Task requirements: Reproduce all entries word for word.

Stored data
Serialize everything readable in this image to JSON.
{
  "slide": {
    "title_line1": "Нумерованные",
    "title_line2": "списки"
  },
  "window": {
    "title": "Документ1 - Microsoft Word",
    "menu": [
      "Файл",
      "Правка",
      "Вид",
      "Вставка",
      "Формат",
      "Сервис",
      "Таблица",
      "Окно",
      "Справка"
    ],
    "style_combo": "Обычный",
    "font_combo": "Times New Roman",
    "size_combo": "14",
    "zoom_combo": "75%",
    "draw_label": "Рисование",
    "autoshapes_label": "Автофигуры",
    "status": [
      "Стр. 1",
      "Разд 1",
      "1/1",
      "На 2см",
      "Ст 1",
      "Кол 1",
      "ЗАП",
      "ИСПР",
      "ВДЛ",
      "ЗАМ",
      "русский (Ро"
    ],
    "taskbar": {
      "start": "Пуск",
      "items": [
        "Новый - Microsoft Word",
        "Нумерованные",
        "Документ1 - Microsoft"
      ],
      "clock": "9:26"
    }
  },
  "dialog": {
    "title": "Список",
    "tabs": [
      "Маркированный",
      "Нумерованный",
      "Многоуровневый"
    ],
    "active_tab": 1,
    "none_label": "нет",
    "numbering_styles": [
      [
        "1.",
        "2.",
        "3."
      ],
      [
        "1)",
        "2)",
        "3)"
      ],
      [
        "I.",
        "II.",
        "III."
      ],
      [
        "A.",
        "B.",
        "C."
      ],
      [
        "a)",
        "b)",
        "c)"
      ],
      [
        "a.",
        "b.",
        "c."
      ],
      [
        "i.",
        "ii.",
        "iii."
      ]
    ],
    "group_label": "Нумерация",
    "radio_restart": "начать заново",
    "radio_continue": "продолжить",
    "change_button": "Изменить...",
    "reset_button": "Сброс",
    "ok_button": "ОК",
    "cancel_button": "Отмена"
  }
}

Result for this exercise:
Serialize everything readable in this image to JSON.
{
  "slide": {
    "title_line1": "Нумерованные",
    "title_line2": "списки"
  },
  "window": {
    "title": "Документ1 - Microsoft Word",
    "menu": [
      "Файл",
      "Правка",
      "Вид",
      "Вставка",
      "Формат",
      "Сервис",
      "Таблица",
      "Окно",
      "Справка"
    ],
    "style_combo": "Обычный",
    "font_combo": "Times New Roman",
    "size_combo": "14",
    "zoom_combo": "75%",
    "draw_label": "Рисование",
    "autoshapes_label": "Автофигуры",
    "status": [
      "Стр. 1",
      "Разд 1",
      "1/1",
      "На 2см",
      "Ст 1",
      "Кол 1",
      "ЗАП",
      "ИСПР",
      "ВДЛ",
      "ЗАМ",
      "русский (Ро"
    ],
    "taskbar": {
      "start": "Пуск",
      "items": [
        "Новый - Microsoft Word",
        "Нумерованные",
        "Документ1 - Microsoft"
      ],
      "clock": "9:26"
    }
  },
  "dialog": {
    "title": "Список",
    "tabs": [
      "Маркированный",
      "Нумерованный",
      "Многоуровневый"
    ],
    "active_tab": 1,
    "none_label": "нет",
    "numbering_styles": [
      [
        "1.",
        "2.",
        "3."
      ],
      [
        "1)",
        "2)",
        "3)"
      ],
      [
        "I.",
        "II.",
        "III."
      ],
      [
        "A.",
        "B.",
        "C."
      ],
      [
        "a)",
        "b)",
        "c)"
      ],
      [
        "a.",
        "b.",
        "c."
      ],
      [
        "i.",
        "ii.",
        "iii."
      ]
    ],
    "group_label": "Нумерация",
    "radio_restart": "начать заново",
    "radio_continue": "продолжить",
    "change_button": "Изменить...",
    "reset_button": "Сброс",
    "ok_button": "ОК",
    "cancel_button": "Отмена"
  }
}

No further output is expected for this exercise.